## Start RECORD SET

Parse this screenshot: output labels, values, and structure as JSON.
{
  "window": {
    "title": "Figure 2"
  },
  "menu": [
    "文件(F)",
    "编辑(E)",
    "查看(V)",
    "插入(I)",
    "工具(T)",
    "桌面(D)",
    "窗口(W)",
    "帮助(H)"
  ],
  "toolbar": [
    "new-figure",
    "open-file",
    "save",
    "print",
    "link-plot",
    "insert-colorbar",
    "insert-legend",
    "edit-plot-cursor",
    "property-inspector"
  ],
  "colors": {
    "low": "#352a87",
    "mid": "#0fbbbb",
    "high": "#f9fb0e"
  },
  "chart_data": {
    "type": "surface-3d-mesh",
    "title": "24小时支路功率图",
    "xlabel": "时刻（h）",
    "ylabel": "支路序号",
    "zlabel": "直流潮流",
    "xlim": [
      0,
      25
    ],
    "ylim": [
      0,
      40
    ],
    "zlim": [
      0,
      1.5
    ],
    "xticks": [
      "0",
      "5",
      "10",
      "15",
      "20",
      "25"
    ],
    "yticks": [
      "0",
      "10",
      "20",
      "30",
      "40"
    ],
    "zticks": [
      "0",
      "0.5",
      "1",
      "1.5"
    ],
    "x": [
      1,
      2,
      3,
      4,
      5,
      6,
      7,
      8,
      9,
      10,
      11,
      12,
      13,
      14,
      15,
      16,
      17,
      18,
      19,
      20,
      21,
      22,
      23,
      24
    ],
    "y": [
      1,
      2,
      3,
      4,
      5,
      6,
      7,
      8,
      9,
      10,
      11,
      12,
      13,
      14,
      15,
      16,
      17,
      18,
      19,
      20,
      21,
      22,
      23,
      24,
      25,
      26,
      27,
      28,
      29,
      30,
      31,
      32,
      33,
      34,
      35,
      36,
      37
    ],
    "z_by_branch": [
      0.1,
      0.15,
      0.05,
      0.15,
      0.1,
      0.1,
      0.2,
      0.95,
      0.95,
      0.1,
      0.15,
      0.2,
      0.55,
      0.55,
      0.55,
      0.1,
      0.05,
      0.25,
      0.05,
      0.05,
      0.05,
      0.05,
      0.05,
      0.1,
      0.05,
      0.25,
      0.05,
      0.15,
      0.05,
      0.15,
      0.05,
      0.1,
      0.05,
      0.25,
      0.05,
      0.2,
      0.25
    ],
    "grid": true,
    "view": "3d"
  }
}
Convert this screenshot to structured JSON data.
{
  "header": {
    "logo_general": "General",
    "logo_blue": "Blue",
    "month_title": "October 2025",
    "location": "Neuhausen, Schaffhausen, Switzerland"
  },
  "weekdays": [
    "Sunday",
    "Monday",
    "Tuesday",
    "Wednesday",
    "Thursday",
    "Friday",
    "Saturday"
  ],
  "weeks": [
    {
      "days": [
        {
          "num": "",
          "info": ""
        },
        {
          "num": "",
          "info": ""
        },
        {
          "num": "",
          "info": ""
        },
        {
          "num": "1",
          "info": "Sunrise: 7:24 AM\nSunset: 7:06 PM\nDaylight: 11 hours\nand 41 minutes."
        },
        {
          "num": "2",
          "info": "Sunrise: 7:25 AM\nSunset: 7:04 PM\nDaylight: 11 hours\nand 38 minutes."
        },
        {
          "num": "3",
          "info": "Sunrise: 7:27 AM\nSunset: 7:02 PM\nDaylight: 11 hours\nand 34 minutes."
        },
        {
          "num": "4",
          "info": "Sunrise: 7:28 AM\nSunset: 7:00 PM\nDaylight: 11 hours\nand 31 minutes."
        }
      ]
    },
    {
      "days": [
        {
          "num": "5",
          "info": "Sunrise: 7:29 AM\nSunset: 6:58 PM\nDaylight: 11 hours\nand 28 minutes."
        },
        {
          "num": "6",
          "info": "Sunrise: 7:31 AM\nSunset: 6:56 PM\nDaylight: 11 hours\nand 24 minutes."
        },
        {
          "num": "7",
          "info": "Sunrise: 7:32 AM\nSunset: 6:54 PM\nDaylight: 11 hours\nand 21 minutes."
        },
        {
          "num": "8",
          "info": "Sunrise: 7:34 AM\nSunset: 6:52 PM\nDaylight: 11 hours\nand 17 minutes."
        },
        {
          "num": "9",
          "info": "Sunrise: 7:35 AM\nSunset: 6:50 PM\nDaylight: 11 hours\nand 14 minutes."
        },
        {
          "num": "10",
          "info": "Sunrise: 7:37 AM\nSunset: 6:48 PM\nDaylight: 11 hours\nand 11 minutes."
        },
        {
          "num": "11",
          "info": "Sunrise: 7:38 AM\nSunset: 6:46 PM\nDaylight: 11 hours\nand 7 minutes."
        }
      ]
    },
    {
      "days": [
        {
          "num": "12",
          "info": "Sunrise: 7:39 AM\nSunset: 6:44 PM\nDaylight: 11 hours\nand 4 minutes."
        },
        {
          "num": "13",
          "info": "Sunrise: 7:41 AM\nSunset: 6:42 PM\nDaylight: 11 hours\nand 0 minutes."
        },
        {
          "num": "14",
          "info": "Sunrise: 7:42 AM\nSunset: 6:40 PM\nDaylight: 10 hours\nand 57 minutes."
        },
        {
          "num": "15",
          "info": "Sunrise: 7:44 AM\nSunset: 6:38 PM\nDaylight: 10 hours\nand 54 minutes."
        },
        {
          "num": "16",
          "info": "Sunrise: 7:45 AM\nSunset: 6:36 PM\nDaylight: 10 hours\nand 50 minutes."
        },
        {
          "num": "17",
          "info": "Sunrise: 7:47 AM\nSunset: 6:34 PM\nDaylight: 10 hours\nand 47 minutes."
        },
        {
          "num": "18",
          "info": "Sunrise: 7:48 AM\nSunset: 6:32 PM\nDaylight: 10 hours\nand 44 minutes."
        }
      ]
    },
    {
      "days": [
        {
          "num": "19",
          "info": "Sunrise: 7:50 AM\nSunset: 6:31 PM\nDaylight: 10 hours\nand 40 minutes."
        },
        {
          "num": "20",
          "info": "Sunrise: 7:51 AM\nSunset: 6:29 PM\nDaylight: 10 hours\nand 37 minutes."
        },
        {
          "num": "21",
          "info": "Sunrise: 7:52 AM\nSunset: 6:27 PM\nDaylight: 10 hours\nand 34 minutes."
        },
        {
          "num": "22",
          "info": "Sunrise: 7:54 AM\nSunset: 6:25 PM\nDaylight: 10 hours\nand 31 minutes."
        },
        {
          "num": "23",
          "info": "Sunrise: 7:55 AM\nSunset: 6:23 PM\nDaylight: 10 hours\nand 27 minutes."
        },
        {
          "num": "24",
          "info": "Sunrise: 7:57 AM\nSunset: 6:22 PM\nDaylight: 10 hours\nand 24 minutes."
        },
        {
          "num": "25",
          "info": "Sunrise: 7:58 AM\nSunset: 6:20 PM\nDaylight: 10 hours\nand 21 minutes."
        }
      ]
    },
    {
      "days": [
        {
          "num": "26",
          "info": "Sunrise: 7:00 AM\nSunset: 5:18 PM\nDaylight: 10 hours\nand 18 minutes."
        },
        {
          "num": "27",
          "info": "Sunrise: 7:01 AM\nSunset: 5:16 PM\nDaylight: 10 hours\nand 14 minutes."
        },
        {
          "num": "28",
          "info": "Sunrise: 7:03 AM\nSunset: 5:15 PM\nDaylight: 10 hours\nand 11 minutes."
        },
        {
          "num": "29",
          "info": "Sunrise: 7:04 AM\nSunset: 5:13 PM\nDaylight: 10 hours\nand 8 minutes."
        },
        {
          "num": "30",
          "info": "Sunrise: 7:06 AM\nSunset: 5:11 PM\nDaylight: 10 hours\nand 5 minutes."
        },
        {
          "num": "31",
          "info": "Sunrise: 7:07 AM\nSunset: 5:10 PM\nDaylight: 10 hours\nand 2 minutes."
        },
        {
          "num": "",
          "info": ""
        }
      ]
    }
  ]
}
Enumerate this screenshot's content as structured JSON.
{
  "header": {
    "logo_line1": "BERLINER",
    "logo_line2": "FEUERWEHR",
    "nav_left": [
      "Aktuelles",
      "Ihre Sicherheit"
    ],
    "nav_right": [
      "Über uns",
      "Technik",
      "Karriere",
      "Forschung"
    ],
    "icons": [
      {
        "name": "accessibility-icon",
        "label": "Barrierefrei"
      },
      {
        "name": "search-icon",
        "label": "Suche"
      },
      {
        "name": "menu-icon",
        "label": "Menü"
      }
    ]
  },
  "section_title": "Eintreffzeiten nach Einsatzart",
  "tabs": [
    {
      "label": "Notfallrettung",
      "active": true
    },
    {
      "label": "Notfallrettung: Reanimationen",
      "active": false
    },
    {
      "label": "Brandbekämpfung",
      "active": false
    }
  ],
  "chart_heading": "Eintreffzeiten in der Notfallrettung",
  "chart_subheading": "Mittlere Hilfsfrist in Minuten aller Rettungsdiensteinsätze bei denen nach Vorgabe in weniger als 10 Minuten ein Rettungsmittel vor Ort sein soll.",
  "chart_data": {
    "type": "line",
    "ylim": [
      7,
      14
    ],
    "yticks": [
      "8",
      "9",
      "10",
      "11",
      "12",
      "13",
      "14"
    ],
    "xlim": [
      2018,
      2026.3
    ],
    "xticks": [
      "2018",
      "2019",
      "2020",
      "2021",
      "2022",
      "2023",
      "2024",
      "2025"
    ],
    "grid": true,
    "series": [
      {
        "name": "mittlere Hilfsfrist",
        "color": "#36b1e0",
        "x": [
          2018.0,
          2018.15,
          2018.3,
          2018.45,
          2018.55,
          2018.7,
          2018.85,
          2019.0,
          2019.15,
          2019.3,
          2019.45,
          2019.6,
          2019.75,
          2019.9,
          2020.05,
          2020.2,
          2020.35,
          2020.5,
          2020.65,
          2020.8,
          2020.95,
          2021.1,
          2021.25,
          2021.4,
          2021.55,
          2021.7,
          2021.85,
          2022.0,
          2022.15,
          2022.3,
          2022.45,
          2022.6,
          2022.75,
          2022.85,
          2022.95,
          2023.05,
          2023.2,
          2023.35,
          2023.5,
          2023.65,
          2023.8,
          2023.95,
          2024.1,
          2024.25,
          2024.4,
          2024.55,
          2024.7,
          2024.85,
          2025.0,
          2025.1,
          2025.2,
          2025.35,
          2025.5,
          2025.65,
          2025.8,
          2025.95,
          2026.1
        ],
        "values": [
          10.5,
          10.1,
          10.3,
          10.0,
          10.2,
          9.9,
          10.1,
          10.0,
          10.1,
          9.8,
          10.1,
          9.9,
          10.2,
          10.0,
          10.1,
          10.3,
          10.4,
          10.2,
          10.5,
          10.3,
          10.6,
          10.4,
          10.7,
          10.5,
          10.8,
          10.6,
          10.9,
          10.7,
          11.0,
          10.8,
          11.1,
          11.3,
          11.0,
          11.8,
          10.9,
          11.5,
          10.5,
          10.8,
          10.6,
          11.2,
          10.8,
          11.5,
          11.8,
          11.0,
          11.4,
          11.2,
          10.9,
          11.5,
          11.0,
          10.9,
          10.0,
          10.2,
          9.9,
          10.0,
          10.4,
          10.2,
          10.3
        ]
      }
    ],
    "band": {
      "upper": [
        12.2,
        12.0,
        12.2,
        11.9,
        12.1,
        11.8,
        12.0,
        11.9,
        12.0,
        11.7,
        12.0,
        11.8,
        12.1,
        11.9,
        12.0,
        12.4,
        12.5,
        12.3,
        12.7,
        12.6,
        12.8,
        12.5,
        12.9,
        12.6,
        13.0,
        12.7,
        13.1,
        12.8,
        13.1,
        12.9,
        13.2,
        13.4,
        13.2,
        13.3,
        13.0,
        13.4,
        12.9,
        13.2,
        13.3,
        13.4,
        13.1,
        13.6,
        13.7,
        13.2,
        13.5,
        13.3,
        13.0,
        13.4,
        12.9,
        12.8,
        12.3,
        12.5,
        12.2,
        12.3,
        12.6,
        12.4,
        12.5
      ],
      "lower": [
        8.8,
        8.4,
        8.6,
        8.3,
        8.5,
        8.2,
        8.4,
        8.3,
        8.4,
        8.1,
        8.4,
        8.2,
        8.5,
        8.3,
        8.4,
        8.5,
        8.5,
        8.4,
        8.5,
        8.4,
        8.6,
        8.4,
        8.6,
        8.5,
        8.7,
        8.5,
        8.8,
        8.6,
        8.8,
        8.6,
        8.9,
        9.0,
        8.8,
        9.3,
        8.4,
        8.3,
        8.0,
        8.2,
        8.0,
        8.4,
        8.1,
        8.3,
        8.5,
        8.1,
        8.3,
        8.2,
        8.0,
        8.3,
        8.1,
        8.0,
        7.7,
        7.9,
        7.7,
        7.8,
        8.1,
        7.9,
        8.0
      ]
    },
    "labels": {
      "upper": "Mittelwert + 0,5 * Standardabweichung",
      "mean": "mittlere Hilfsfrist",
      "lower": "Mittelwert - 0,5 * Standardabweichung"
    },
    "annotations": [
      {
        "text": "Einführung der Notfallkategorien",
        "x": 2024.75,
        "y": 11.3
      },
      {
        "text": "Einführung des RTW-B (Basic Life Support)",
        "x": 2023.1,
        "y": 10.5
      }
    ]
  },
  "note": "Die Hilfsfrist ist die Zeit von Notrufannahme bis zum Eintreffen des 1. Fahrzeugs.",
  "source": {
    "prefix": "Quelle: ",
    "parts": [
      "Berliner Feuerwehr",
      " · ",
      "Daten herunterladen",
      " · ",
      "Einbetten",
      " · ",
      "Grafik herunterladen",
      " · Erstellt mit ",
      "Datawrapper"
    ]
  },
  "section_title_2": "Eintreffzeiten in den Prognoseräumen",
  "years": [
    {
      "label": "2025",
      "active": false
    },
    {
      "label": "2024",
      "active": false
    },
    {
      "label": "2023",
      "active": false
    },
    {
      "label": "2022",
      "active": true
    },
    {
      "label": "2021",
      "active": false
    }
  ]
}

## End RECORD SET

Write out every line from the entries where "text" appears.

§ ANSWER IN FULL:
        "text": "Einführung der Notfallkategorien",
        "text": "Einführung des RTW-B (Basic Life Support)",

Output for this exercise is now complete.